Every entry needs to be printed exactly, please.

------ Exercise materials

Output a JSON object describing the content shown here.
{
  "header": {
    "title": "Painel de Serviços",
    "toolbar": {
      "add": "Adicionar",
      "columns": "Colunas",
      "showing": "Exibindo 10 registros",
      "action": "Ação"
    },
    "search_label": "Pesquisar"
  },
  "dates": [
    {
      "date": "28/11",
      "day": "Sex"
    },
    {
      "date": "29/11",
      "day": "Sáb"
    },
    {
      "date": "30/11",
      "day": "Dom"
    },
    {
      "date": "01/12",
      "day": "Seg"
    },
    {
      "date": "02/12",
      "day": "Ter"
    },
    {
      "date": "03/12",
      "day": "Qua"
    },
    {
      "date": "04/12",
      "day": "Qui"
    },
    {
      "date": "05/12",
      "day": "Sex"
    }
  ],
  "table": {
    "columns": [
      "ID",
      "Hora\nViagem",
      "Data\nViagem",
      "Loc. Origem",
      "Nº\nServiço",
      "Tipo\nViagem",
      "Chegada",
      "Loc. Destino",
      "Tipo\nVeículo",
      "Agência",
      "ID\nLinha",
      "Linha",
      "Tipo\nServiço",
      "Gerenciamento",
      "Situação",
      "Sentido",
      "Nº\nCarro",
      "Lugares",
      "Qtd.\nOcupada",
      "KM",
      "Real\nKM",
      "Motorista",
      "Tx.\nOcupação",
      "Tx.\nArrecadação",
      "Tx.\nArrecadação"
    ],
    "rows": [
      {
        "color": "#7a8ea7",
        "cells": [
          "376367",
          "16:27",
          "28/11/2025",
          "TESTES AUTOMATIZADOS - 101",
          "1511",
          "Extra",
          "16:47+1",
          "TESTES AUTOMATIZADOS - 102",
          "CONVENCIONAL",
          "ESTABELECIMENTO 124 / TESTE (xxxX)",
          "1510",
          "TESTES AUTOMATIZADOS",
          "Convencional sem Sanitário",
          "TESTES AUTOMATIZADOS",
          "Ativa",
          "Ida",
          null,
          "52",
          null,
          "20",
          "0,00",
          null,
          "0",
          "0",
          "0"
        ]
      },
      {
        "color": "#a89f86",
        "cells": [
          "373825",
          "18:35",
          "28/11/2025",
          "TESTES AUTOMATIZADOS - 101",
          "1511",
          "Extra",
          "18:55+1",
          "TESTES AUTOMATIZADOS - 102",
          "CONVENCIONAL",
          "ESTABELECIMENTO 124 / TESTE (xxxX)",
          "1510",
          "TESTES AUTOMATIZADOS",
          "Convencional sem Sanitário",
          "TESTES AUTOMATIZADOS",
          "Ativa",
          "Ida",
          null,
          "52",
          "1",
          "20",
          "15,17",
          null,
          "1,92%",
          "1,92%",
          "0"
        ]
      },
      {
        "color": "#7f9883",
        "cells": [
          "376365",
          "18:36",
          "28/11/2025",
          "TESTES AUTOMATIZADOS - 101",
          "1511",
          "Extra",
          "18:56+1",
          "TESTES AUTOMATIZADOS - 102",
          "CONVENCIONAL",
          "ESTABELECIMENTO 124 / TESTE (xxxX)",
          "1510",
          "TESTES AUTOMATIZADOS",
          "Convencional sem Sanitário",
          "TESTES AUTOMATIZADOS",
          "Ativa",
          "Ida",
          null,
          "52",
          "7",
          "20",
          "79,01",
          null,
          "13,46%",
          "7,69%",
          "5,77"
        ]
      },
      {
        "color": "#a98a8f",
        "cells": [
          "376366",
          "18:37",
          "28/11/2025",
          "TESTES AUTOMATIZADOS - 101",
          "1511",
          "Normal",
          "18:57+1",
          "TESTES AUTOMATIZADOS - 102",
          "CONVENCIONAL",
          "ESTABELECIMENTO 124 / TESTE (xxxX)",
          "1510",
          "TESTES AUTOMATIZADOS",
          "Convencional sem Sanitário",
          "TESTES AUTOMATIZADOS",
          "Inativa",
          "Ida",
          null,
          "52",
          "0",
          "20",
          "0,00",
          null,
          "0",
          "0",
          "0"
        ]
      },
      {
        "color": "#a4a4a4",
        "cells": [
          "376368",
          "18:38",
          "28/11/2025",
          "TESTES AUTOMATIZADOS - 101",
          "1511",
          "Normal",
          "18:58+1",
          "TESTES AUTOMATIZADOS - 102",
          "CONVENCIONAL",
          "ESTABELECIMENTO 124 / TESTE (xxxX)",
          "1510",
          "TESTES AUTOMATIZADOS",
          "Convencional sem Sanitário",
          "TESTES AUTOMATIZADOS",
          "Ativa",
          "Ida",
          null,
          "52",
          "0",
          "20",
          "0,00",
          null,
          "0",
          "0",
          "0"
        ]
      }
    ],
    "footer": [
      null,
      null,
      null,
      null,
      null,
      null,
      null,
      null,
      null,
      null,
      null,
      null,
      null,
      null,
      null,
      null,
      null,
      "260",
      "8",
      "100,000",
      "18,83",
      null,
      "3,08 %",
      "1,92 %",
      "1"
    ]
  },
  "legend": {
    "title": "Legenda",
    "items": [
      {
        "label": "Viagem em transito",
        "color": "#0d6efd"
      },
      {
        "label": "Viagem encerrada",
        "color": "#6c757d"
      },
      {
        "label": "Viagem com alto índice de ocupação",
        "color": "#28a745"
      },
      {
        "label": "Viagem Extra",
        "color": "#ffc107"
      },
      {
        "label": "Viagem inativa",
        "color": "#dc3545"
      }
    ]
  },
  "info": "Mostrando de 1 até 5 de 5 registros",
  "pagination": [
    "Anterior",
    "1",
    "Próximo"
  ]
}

------------

§ **Task output**:
Output a JSON object describing the content shown here.
{
  "header": {
    "title": "Painel de Serviços",
    "toolbar": {
      "add": "Adicionar",
      "columns": "Colunas",
      "showing": "Exibindo 10 registros",
      "action": "Ação"
    },
    "search_label": "Pesquisar"
  },
  "dates": [
    {
      "date": "28/11",
      "day": "Sex"
    },
    {
      "date": "29/11",
      "day": "Sáb"
    },
    {
      "date": "30/11",
      "day": "Dom"
    },
    {
      "date": "01/12",
      "day": "Seg"
    },
    {
      "date": "02/12",
      "day": "Ter"
    },
    {
      "date": "03/12",
      "day": "Qua"
    },
    {
      "date": "04/12",
      "day": "Qui"
    },
    {
      "date": "05/12",
      "day": "Sex"
    }
  ],
  "table": {
    "columns": [
      "ID",
      "Hora\nViagem",
      "Data\nViagem",
      "Loc. Origem",
      "Nº\nServiço",
      "Tipo\nViagem",
      "Chegada",
      "Loc. Destino",
      "Tipo\nVeículo",
      "Agência",
      "ID\nLinha",
      "Linha",
      "Tipo\nServiço",
      "Gerenciamento",
      "Situação",
      "Sentido",
      "Nº\nCarro",
      "Lugares",
      "Qtd.\nOcupada",
      "KM",
      "Real\nKM",
      "Motorista",
      "Tx.\nOcupação",
      "Tx.\nArrecadação",
      "Tx.\nArrecadação"
    ],
    "rows": [
      {
        "color": "#7a8ea7",
        "cells": [
          "376367",
          "16:27",
          "28/11/2025",
          "TESTES AUTOMATIZADOS - 101",
          "1511",
          "Extra",
          "16:47+1",
          "TESTES AUTOMATIZADOS - 102",
          "CONVENCIONAL",
          "ESTABELECIMENTO 124 / TESTE (xxxX)",
          "1510",
          "TESTES AUTOMATIZADOS",
          "Convencional sem Sanitário",
          "TESTES AUTOMATIZADOS",
          "Ativa",
          "Ida",
          null,
          "52",
          null,
          "20",
          "0,00",
          null,
          "0",
          "0",
          "0"
        ]
      },
      {
        "color": "#a89f86",
        "cells": [
          "373825",
          "18:35",
          "28/11/2025",
          "TESTES AUTOMATIZADOS - 101",
          "1511",
          "Extra",
          "18:55+1",
          "TESTES AUTOMATIZADOS - 102",
          "CONVENCIONAL",
          "ESTABELECIMENTO 124 / TESTE (xxxX)",
          "1510",
          "TESTES AUTOMATIZADOS",
          "Convencional sem Sanitário",
          "TESTES AUTOMATIZADOS",
          "Ativa",
          "Ida",
          null,
          "52",
          "1",
          "20",
          "15,17",
          null,
          "1,92%",
          "1,92%",
          "0"
        ]
      },
      {
        "color": "#7f9883",
        "cells": [
          "376365",
          "18:36",
          "28/11/2025",
          "TESTES AUTOMATIZADOS - 101",
          "1511",
          "Extra",
          "18:56+1",
          "TESTES AUTOMATIZADOS - 102",
          "CONVENCIONAL",
          "ESTABELECIMENTO 124 / TESTE (xxxX)",
          "1510",
          "TESTES AUTOMATIZADOS",
          "Convencional sem Sanitário",
          "TESTES AUTOMATIZADOS",
          "Ativa",
          "Ida",
          null,
          "52",
          "7",
          "20",
          "79,01",
          null,
          "13,46%",
          "7,69%",
          "5,77"
        ]
      },
      {
        "color": "#a98a8f",
        "cells": [
          "376366",
          "18:37",
          "28/11/2025",
          "TESTES AUTOMATIZADOS - 101",
          "1511",
          "Normal",
          "18:57+1",
          "TESTES AUTOMATIZADOS - 102",
          "CONVENCIONAL",
          "ESTABELECIMENTO 124 / TESTE (xxxX)",
          "1510",
          "TESTES AUTOMATIZADOS",
          "Convencional sem Sanitário",
          "TESTES AUTOMATIZADOS",
          "Inativa",
          "Ida",
          null,
          "52",
          "0",
          "20",
          "0,00",
          null,
          "0",
          "0",
          "0"
        ]
      },
      {
        "color": "#a4a4a4",
        "cells": [
          "376368",
          "18:38",
          "28/11/2025",
          "TESTES AUTOMATIZADOS - 101",
          "1511",
          "Normal",
          "18:58+1",
          "TESTES AUTOMATIZADOS - 102",
          "CONVENCIONAL",
          "ESTABELECIMENTO 124 / TESTE (xxxX)",
          "1510",
          "TESTES AUTOMATIZADOS",
          "Convencional sem Sanitário",
          "TESTES AUTOMATIZADOS",
          "Ativa",
          "Ida",
          null,
          "52",
          "0",
          "20",
          "0,00",
          null,
          "0",
          "0",
          "0"
        ]
      }
    ],
    "footer": [
      null,
      null,
      null,
      null,
      null,
      null,
      null,
      null,
      null,
      null,
      null,
      null,
      null,
      null,
      null,
      null,
      null,
      "260",
      "8",
      "100,000",
      "18,83",
      null,
      "3,08 %",
      "1,92 %",
      "1"
    ]
  },
  "legend": {
    "title": "Legenda",
    "items": [
      {
        "label": "Viagem em transito",
        "color": "#0d6efd"
      },
      {
        "label": "Viagem encerrada",
        "color": "#6c757d"
      },
      {
        "label": "Viagem com alto índice de ocupação",
        "color": "#28a745"
      },
      {
        "label": "Viagem Extra",
        "color": "#ffc107"
      },
      {
        "label": "Viagem inativa",
        "color": "#dc3545"
      }
    ]
  },
  "info": "Mostrando de 1 até 5 de 5 registros",
  "pagination": [
    "Anterior",
    "1",
    "Próximo"
  ]
}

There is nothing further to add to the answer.